◆ THE PROBLEM
Present the data once more in exactly its original form.

◆ Data extracted from a collection
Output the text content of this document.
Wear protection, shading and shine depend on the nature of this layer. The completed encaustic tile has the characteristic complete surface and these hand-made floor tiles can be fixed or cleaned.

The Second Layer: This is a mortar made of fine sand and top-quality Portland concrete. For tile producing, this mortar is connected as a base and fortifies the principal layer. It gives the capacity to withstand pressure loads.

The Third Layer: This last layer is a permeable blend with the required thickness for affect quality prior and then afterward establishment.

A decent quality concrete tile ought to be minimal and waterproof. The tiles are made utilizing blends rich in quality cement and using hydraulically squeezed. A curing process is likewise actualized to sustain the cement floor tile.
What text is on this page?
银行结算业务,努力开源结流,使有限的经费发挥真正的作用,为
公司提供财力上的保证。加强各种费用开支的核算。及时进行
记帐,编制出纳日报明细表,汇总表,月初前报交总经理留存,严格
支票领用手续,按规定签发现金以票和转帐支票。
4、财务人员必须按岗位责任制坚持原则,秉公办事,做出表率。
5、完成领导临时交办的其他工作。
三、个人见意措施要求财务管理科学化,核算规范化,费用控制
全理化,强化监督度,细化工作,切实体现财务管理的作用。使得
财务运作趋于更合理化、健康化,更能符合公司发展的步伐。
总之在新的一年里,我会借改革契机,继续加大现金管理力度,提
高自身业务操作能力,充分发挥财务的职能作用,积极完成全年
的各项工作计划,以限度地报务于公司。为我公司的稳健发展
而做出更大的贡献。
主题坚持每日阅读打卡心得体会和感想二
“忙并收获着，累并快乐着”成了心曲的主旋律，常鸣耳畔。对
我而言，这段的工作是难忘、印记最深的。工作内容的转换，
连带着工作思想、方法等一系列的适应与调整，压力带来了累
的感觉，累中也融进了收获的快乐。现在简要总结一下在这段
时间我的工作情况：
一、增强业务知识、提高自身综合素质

◆ RIGHT ANSWER
Output the text content of this document.
Wear protection, shading and shine depend on the nature of this layer. The completed encaustic tile has the characteristic complete surface and these hand-made floor tiles can be fixed or cleaned.

The Second Layer: This is a mortar made of fine sand and top-quality Portland concrete. For tile producing, this mortar is connected as a base and fortifies the principal layer. It gives the capacity to withstand pressure loads.

The Third Layer: This last layer is a permeable blend with the required thickness for affect quality prior and then afterward establishment.

A decent quality concrete tile ought to be minimal and waterproof. The tiles are made utilizing blends rich in quality cement and using hydraulically squeezed. A curing process is likewise actualized to sustain the cement floor tile.
What text is on this page?
银行结算业务,努力开源结流,使有限的经费发挥真正的作用,为
公司提供财力上的保证。加强各种费用开支的核算。及时进行
记帐,编制出纳日报明细表,汇总表,月初前报交总经理留存,严格
支票领用手续,按规定签发现金以票和转帐支票。
4、财务人员必须按岗位责任制坚持原则,秉公办事,做出表率。
5、完成领导临时交办的其他工作。
三、个人见意措施要求财务管理科学化,核算规范化,费用控制
全理化,强化监督度,细化工作,切实体现财务管理的作用。使得
财务运作趋于更合理化、健康化,更能符合公司发展的步伐。
总之在新的一年里,我会借改革契机,继续加大现金管理力度,提
高自身业务操作能力,充分发挥财务的职能作用,积极完成全年
的各项工作计划,以限度地报务于公司。为我公司的稳健发展
而做出更大的贡献。
主题坚持每日阅读打卡心得体会和感想二
“忙并收获着，累并快乐着”成了心曲的主旋律，常鸣耳畔。对
我而言，这段的工作是难忘、印记最深的。工作内容的转换，
连带着工作思想、方法等一系列的适应与调整，压力带来了累
的感觉，累中也融进了收获的快乐。现在简要总结一下在这段
时间我的工作情况：
一、增强业务知识、提高自身综合素质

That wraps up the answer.